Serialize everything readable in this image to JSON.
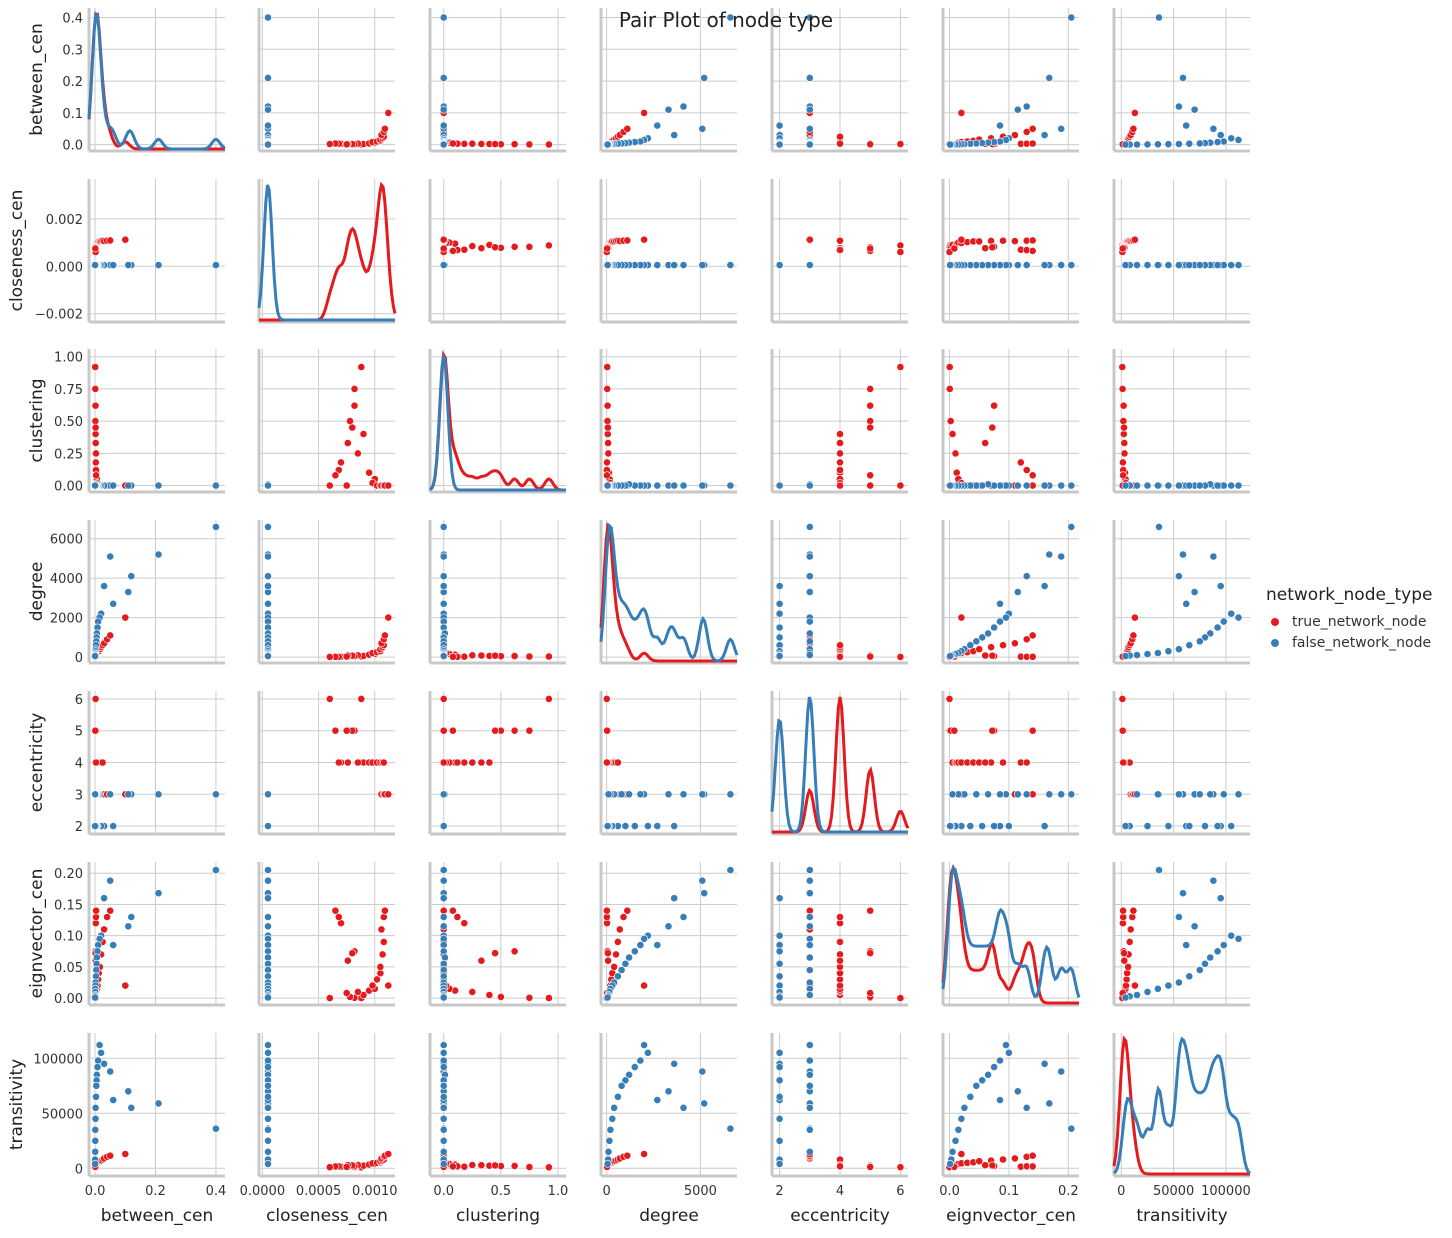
{
  "chart_data": {
    "type": "scatter",
    "title": "Pair Plot of node type",
    "variables": [
      "between_cen",
      "closeness_cen",
      "clustering",
      "degree",
      "eccentricity",
      "eignvector_cen",
      "transitivity"
    ],
    "axes": {
      "between_cen": {
        "lim": [
          -0.02,
          0.43
        ],
        "ticks": [
          0.0,
          0.1,
          0.2,
          0.3,
          0.4
        ],
        "ticklabels": [
          "0.0",
          "0.1",
          "0.2",
          "0.3",
          "0.4"
        ],
        "xticks": [
          0.0,
          0.2,
          0.4
        ],
        "xticklabels": [
          "0.0",
          "0.2",
          "0.4"
        ]
      },
      "closeness_cen": {
        "lim": [
          -0.00235,
          0.00368
        ],
        "ticks": [
          -0.002,
          0.0,
          0.002
        ],
        "ticklabels": [
          "−0.002",
          "0.000",
          "0.002"
        ],
        "xlim": [
          -3e-05,
          0.00118
        ],
        "xticks": [
          0.0,
          0.0005,
          0.001
        ],
        "xticklabels": [
          "0.0000",
          "0.0005",
          "0.0010"
        ]
      },
      "clustering": {
        "lim": [
          -0.05,
          1.06
        ],
        "ticks": [
          0.0,
          0.25,
          0.5,
          0.75,
          1.0
        ],
        "ticklabels": [
          "0.00",
          "0.25",
          "0.50",
          "0.75",
          "1.00"
        ],
        "xlim": [
          -0.12,
          1.07
        ],
        "xticks": [
          0.0,
          0.5,
          1.0
        ],
        "xticklabels": [
          "0.0",
          "0.5",
          "1.0"
        ]
      },
      "degree": {
        "lim": [
          -300,
          6950
        ],
        "ticks": [
          0,
          2000,
          4000,
          6000
        ],
        "ticklabels": [
          "0",
          "2000",
          "4000",
          "6000"
        ],
        "xticks": [
          0,
          5000
        ],
        "xticklabels": [
          "0",
          "5000"
        ]
      },
      "eccentricity": {
        "lim": [
          1.75,
          6.25
        ],
        "ticks": [
          2,
          3,
          4,
          5,
          6
        ],
        "ticklabels": [
          "2",
          "3",
          "4",
          "5",
          "6"
        ],
        "xticks": [
          2,
          4,
          6
        ],
        "xticklabels": [
          "2",
          "4",
          "6"
        ]
      },
      "eignvector_cen": {
        "lim": [
          -0.011,
          0.218
        ],
        "ticks": [
          0.0,
          0.05,
          0.1,
          0.15,
          0.2
        ],
        "ticklabels": [
          "0.00",
          "0.05",
          "0.10",
          "0.15",
          "0.20"
        ],
        "xticks": [
          0.0,
          0.1,
          0.2
        ],
        "xticklabels": [
          "0.0",
          "0.1",
          "0.2"
        ]
      },
      "transitivity": {
        "lim": [
          -7000,
          123000
        ],
        "ticks": [
          0,
          50000,
          100000
        ],
        "ticklabels": [
          "0",
          "50000",
          "100000"
        ],
        "xticks": [
          0,
          50000,
          100000
        ],
        "xticklabels": [
          "0",
          "50000",
          "100000"
        ]
      }
    },
    "series": [
      {
        "name": "true_network_node",
        "color": "#e41a1c",
        "points": [
          [
            0.0005,
            0.00088,
            0.92,
            28,
            6,
            0.0002,
            900
          ],
          [
            0.0008,
            0.00082,
            0.75,
            32,
            5,
            0.0005,
            1200
          ],
          [
            0.0012,
            0.00078,
            0.5,
            45,
            5,
            0.002,
            2000
          ],
          [
            0.002,
            0.0009,
            0.4,
            60,
            4,
            0.005,
            2400
          ],
          [
            0.003,
            0.00085,
            0.25,
            90,
            4,
            0.01,
            3000
          ],
          [
            0.004,
            0.00095,
            0.1,
            120,
            4,
            0.012,
            3500
          ],
          [
            0.006,
            0.001,
            0.05,
            160,
            4,
            0.015,
            4000
          ],
          [
            0.008,
            0.00098,
            0.02,
            200,
            4,
            0.02,
            4500
          ],
          [
            0.01,
            0.00102,
            0.0,
            250,
            4,
            0.03,
            5000
          ],
          [
            0.012,
            0.00105,
            0.0,
            300,
            4,
            0.04,
            5500
          ],
          [
            0.016,
            0.00105,
            0.0,
            400,
            4,
            0.05,
            6500
          ],
          [
            0.02,
            0.00107,
            0.0,
            500,
            4,
            0.07,
            7000
          ],
          [
            0.025,
            0.00108,
            0.0,
            600,
            4,
            0.09,
            8000
          ],
          [
            0.03,
            0.00106,
            0.0,
            700,
            3,
            0.11,
            9000
          ],
          [
            0.04,
            0.00108,
            0.0,
            900,
            3,
            0.13,
            10500
          ],
          [
            0.05,
            0.00109,
            0.0,
            1100,
            3,
            0.14,
            11500
          ],
          [
            0.1,
            0.00112,
            0.0,
            2000,
            3,
            0.02,
            13000
          ],
          [
            0.0015,
            0.00082,
            0.62,
            50,
            5,
            0.075,
            2200
          ],
          [
            0.0018,
            0.0008,
            0.45,
            70,
            5,
            0.072,
            2600
          ],
          [
            0.0022,
            0.00076,
            0.33,
            80,
            4,
            0.06,
            2800
          ],
          [
            0.0025,
            0.0007,
            0.18,
            20,
            4,
            0.12,
            1500
          ],
          [
            0.003,
            0.00068,
            0.12,
            15,
            4,
            0.13,
            1800
          ],
          [
            0.0035,
            0.00065,
            0.08,
            12,
            5,
            0.14,
            1700
          ],
          [
            0.002,
            0.0006,
            0.0,
            10,
            6,
            0.0,
            1000
          ],
          [
            0.001,
            0.00075,
            0.0,
            25,
            5,
            0.008,
            1300
          ]
        ]
      },
      {
        "name": "false_network_node",
        "color": "#377eb8",
        "points": [
          [
            0.4,
            5e-05,
            0.0,
            6600,
            3,
            0.205,
            36000
          ],
          [
            0.21,
            5e-05,
            0.0,
            5200,
            3,
            0.168,
            59000
          ],
          [
            0.12,
            5e-05,
            0.0,
            4100,
            3,
            0.13,
            55000
          ],
          [
            0.11,
            5e-05,
            0.0,
            3300,
            3,
            0.115,
            70000
          ],
          [
            0.05,
            5e-05,
            0.0,
            5100,
            3,
            0.188,
            88000
          ],
          [
            0.06,
            5e-05,
            0.0,
            2700,
            2,
            0.085,
            62000
          ],
          [
            0.03,
            5e-05,
            0.0,
            3600,
            2,
            0.16,
            95000
          ],
          [
            0.02,
            5e-05,
            0.0,
            2200,
            2,
            0.1,
            105000
          ],
          [
            0.015,
            5e-05,
            0.0,
            2000,
            3,
            0.095,
            112000
          ],
          [
            0.01,
            5e-05,
            0.0,
            1800,
            3,
            0.085,
            98000
          ],
          [
            0.008,
            5e-05,
            0.0,
            1500,
            2,
            0.075,
            92000
          ],
          [
            0.006,
            5e-05,
            0.01,
            1200,
            3,
            0.065,
            85000
          ],
          [
            0.005,
            5e-05,
            0.0,
            1000,
            2,
            0.055,
            80000
          ],
          [
            0.004,
            5e-05,
            0.0,
            800,
            3,
            0.045,
            75000
          ],
          [
            0.003,
            5e-05,
            0.0,
            600,
            2,
            0.035,
            65000
          ],
          [
            0.002,
            5e-05,
            0.0,
            400,
            3,
            0.025,
            55000
          ],
          [
            0.0015,
            5e-05,
            0.0,
            300,
            2,
            0.02,
            45000
          ],
          [
            0.001,
            5e-05,
            0.0,
            200,
            3,
            0.015,
            35000
          ],
          [
            0.0008,
            5e-05,
            0.0,
            150,
            2,
            0.01,
            25000
          ],
          [
            0.0005,
            5e-05,
            0.0,
            100,
            3,
            0.005,
            15000
          ],
          [
            0.0003,
            5e-05,
            0.0,
            80,
            2,
            0.003,
            8000
          ],
          [
            0.0002,
            5e-05,
            0.0,
            50,
            2,
            0.001,
            4000
          ]
        ]
      }
    ],
    "legend": {
      "title": "network_node_type",
      "placement": "right",
      "entries": [
        "true_network_node",
        "false_network_node"
      ]
    },
    "grid": true
  }
}
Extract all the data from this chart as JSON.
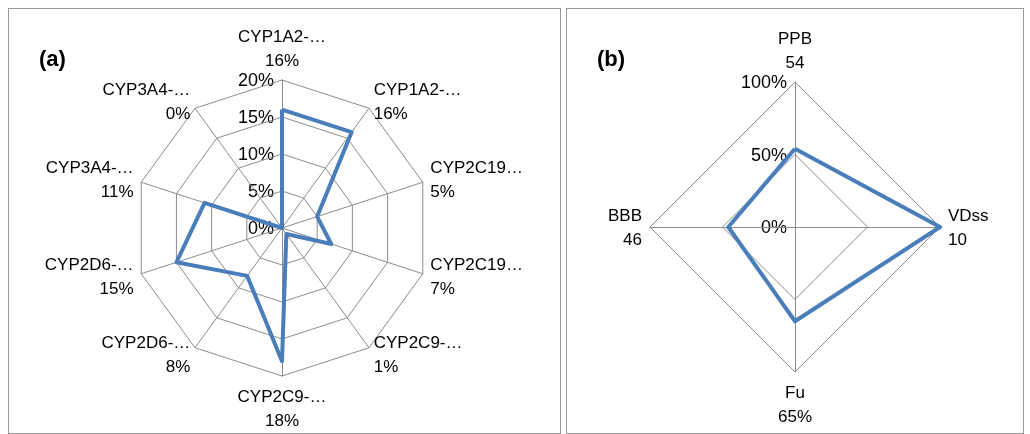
{
  "chart_data": [
    {
      "type": "radar",
      "title": "(a)",
      "categories": [
        "CYP1A2-… 16%",
        "CYP1A2-… 16%",
        "CYP2C19… 5%",
        "CYP2C19… 7%",
        "CYP2C9-… 1%",
        "CYP2C9-… 18%",
        "CYP2D6-… 8%",
        "CYP2D6-… 15%",
        "CYP3A4-… 11%",
        "CYP3A4-… 0%"
      ],
      "series": [
        {
          "color": "#4a7ebb",
          "values": [
            16,
            16,
            5,
            7,
            1,
            18,
            8,
            15,
            11,
            0
          ]
        }
      ],
      "ylim": [
        0,
        20
      ],
      "yticks": [
        {
          "value": 0,
          "label": "0%"
        },
        {
          "value": 5,
          "label": "5%"
        },
        {
          "value": 10,
          "label": "10%"
        },
        {
          "value": 15,
          "label": "15%"
        },
        {
          "value": 20,
          "label": "20%"
        }
      ],
      "grid": true
    },
    {
      "type": "radar",
      "title": "(b)",
      "categories": [
        "PPB 54",
        "VDss 10",
        "Fu 65%",
        "BBB 46"
      ],
      "series": [
        {
          "color": "#4a7ebb",
          "values": [
            54,
            100,
            65,
            46
          ]
        }
      ],
      "ylim": [
        0,
        100
      ],
      "yticks": [
        {
          "value": 0,
          "label": "0%"
        },
        {
          "value": 50,
          "label": "50%"
        },
        {
          "value": 100,
          "label": "100%"
        }
      ],
      "grid": true
    }
  ]
}
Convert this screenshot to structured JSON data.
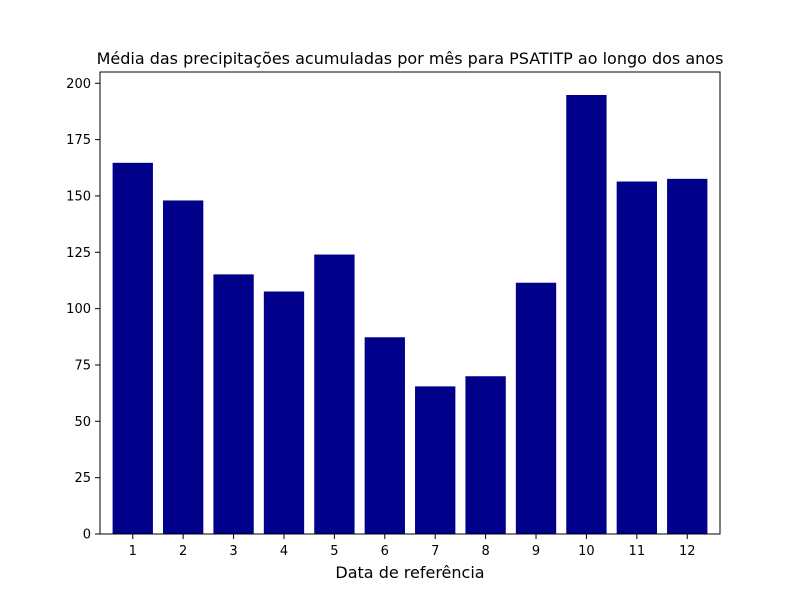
{
  "chart_data": {
    "type": "bar",
    "title": "Média das precipitações acumuladas por mês para PSATITP ao longo dos anos",
    "xlabel": "Data de referência",
    "ylabel": "",
    "categories": [
      "1",
      "2",
      "3",
      "4",
      "5",
      "6",
      "7",
      "8",
      "9",
      "10",
      "11",
      "12"
    ],
    "values": [
      164.7,
      148.0,
      115.2,
      107.6,
      124.0,
      87.3,
      65.5,
      70.0,
      111.5,
      194.8,
      156.4,
      157.6
    ],
    "ylim": [
      0,
      205
    ],
    "yticks": [
      "0",
      "25",
      "50",
      "75",
      "100",
      "125",
      "150",
      "175",
      "200"
    ],
    "bar_color": "#00008b",
    "grid": false,
    "legend": "none"
  }
}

EXERCISE GOAL
Using the material above, copy every line in which the string "JSON" occurs.

WORKED SOLUTION
Serialize everything readable in this image to JSON.
Extract all the data from this chart as JSON.
Convert this screenshot to structured JSON data.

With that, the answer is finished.